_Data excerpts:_

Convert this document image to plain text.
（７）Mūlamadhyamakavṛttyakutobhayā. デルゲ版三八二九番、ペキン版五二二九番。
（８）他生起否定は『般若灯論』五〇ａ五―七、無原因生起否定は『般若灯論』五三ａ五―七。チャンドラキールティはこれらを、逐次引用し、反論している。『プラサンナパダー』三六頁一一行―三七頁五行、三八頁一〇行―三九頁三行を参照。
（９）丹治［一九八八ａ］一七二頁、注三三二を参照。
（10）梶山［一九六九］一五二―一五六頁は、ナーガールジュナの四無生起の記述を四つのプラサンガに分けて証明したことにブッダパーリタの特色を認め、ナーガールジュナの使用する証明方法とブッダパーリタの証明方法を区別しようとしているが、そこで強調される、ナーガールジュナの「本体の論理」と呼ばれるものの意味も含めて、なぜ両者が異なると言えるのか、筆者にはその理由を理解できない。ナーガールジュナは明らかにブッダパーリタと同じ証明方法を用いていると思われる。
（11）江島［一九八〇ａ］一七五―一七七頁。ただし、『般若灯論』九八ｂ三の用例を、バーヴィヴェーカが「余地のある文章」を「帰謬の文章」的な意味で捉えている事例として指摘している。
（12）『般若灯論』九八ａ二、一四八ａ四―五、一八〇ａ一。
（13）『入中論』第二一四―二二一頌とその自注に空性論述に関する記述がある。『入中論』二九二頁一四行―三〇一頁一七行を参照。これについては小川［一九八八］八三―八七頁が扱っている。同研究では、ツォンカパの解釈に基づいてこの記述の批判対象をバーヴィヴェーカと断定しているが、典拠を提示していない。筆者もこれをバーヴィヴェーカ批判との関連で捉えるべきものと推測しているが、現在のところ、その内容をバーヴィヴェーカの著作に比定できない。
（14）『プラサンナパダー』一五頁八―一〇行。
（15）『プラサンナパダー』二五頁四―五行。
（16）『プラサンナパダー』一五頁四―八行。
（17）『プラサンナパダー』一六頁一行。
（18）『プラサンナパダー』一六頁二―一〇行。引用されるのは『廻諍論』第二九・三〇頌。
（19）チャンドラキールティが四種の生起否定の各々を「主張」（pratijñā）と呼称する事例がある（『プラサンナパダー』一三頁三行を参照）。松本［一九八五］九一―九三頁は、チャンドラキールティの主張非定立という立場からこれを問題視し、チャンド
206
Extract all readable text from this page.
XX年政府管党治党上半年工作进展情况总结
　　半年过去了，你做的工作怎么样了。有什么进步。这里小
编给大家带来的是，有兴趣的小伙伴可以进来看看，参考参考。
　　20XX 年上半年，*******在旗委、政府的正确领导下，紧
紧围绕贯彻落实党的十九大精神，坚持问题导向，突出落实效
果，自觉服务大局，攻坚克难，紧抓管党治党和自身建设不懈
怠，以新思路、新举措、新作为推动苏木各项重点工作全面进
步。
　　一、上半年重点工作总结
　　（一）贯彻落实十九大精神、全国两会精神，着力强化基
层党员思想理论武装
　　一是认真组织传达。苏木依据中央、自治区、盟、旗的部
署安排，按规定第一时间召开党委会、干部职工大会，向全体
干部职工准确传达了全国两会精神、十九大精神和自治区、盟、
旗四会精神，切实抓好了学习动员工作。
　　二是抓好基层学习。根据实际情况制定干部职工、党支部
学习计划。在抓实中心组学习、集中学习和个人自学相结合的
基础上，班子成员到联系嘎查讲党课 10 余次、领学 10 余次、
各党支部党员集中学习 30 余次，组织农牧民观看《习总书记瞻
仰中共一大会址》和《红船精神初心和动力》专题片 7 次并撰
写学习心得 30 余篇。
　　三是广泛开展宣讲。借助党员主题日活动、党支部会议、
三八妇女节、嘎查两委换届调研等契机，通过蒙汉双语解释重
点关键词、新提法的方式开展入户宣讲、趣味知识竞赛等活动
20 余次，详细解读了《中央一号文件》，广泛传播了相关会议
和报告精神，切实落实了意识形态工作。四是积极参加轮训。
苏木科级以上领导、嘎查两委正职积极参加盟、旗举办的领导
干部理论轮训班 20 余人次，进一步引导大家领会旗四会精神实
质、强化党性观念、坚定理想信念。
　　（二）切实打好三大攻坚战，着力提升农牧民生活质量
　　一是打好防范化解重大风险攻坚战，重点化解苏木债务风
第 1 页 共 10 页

_DO THIS:_ Print exactly the lines from the one with "Extract all readable text from this page." through the end of the data, inclusive.

_SOLVED EXERCISE:_
Extract all readable text from this page.
XX年政府管党治党上半年工作进展情况总结
　　半年过去了，你做的工作怎么样了。有什么进步。这里小
编给大家带来的是，有兴趣的小伙伴可以进来看看，参考参考。
　　20XX 年上半年，*******在旗委、政府的正确领导下，紧
紧围绕贯彻落实党的十九大精神，坚持问题导向，突出落实效
果，自觉服务大局，攻坚克难，紧抓管党治党和自身建设不懈
怠，以新思路、新举措、新作为推动苏木各项重点工作全面进
步。
　　一、上半年重点工作总结
　　（一）贯彻落实十九大精神、全国两会精神，着力强化基
层党员思想理论武装
　　一是认真组织传达。苏木依据中央、自治区、盟、旗的部
署安排，按规定第一时间召开党委会、干部职工大会，向全体
干部职工准确传达了全国两会精神、十九大精神和自治区、盟、
旗四会精神，切实抓好了学习动员工作。
　　二是抓好基层学习。根据实际情况制定干部职工、党支部
学习计划。在抓实中心组学习、集中学习和个人自学相结合的
基础上，班子成员到联系嘎查讲党课 10 余次、领学 10 余次、
各党支部党员集中学习 30 余次，组织农牧民观看《习总书记瞻
仰中共一大会址》和《红船精神初心和动力》专题片 7 次并撰
写学习心得 30 余篇。
　　三是广泛开展宣讲。借助党员主题日活动、党支部会议、
三八妇女节、嘎查两委换届调研等契机，通过蒙汉双语解释重
点关键词、新提法的方式开展入户宣讲、趣味知识竞赛等活动
20 余次，详细解读了《中央一号文件》，广泛传播了相关会议
和报告精神，切实落实了意识形态工作。四是积极参加轮训。
苏木科级以上领导、嘎查两委正职积极参加盟、旗举办的领导
干部理论轮训班 20 余人次，进一步引导大家领会旗四会精神实
质、强化党性观念、坚定理想信念。
　　（二）切实打好三大攻坚战，着力提升农牧民生活质量
　　一是打好防范化解重大风险攻坚战，重点化解苏木债务风
第 1 页 共 10 页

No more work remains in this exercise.